### Your goal
Copy out all the records, word for word.

### Supplied records
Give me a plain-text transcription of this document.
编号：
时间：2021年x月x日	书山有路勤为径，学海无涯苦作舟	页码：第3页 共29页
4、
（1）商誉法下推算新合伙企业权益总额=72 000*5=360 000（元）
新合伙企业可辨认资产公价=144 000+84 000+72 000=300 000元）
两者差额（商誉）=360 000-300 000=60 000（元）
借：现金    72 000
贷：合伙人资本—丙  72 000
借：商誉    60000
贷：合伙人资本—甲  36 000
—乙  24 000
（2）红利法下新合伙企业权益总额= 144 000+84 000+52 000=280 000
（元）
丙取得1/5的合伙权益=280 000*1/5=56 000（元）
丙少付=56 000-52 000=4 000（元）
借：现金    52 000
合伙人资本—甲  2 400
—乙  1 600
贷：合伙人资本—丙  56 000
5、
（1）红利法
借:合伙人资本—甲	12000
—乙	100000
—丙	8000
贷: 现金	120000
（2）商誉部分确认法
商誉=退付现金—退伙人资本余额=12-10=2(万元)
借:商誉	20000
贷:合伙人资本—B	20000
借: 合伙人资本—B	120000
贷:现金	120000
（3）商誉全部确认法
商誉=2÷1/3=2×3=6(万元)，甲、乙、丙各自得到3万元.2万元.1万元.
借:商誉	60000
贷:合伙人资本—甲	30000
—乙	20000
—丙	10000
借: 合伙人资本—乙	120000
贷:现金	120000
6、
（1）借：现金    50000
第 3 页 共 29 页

### Solution to the problem
Give me a plain-text transcription of this document.
编号：
时间：2021年x月x日	书山有路勤为径，学海无涯苦作舟	页码：第3页 共29页
4、
（1）商誉法下推算新合伙企业权益总额=72 000*5=360 000（元）
新合伙企业可辨认资产公价=144 000+84 000+72 000=300 000元）
两者差额（商誉）=360 000-300 000=60 000（元）
借：现金    72 000
贷：合伙人资本—丙  72 000
借：商誉    60000
贷：合伙人资本—甲  36 000
—乙  24 000
（2）红利法下新合伙企业权益总额= 144 000+84 000+52 000=280 000
（元）
丙取得1/5的合伙权益=280 000*1/5=56 000（元）
丙少付=56 000-52 000=4 000（元）
借：现金    52 000
合伙人资本—甲  2 400
—乙  1 600
贷：合伙人资本—丙  56 000
5、
（1）红利法
借:合伙人资本—甲	12000
—乙	100000
—丙	8000
贷: 现金	120000
（2）商誉部分确认法
商誉=退付现金—退伙人资本余额=12-10=2(万元)
借:商誉	20000
贷:合伙人资本—B	20000
借: 合伙人资本—B	120000
贷:现金	120000
（3）商誉全部确认法
商誉=2÷1/3=2×3=6(万元)，甲、乙、丙各自得到3万元.2万元.1万元.
借:商誉	60000
贷:合伙人资本—甲	30000
—乙	20000
—丙	10000
借: 合伙人资本—乙	120000
贷:现金	120000
6、
（1）借：现金    50000
第 3 页 共 29 页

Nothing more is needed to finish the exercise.